> Written task
Within this material, how many lines have the string "Mongolia" in them? The answer is a number, with nothing added.

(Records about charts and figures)
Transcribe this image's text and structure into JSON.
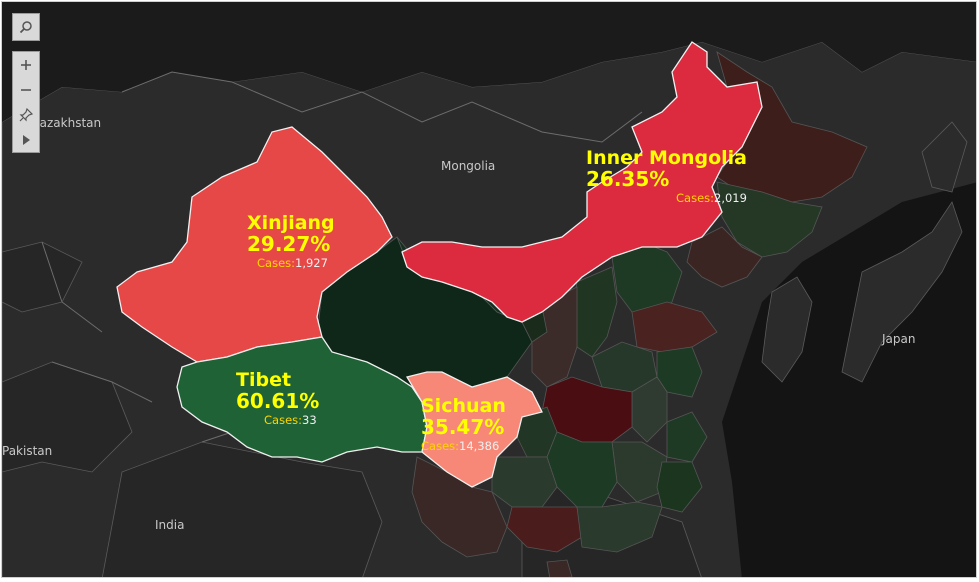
{
  "countries": {
    "kazakhstan": "Kazakhstan",
    "mongolia": "Mongolia",
    "japan": "Japan",
    "pakistan": "Pakistan",
    "india": "India"
  },
  "cases_label": "Cases:",
  "regions": [
    {
      "name": "Xinjiang",
      "percent": "29.27%",
      "cases": "1,927",
      "color": "#e64848"
    },
    {
      "name": "Inner Mongolia",
      "percent": "26.35%",
      "cases": "2,019",
      "color": "#dc2b3e"
    },
    {
      "name": "Tibet",
      "percent": "60.61%",
      "cases": "33",
      "color": "#1f6236"
    },
    {
      "name": "Sichuan",
      "percent": "35.47%",
      "cases": "14,386",
      "color": "#f78877"
    }
  ],
  "controls": {
    "search_icon": "search-icon",
    "zoom_in_icon": "plus-icon",
    "zoom_out_icon": "minus-icon",
    "pin_icon": "pin-icon",
    "expand_icon": "play-icon"
  },
  "colors": {
    "background": "#1b1b1b",
    "land_dark": "#2b2b2b",
    "label_highlight": "#ffff00",
    "cases_key": "#ffd400"
  }
}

> Solution for this exercise
2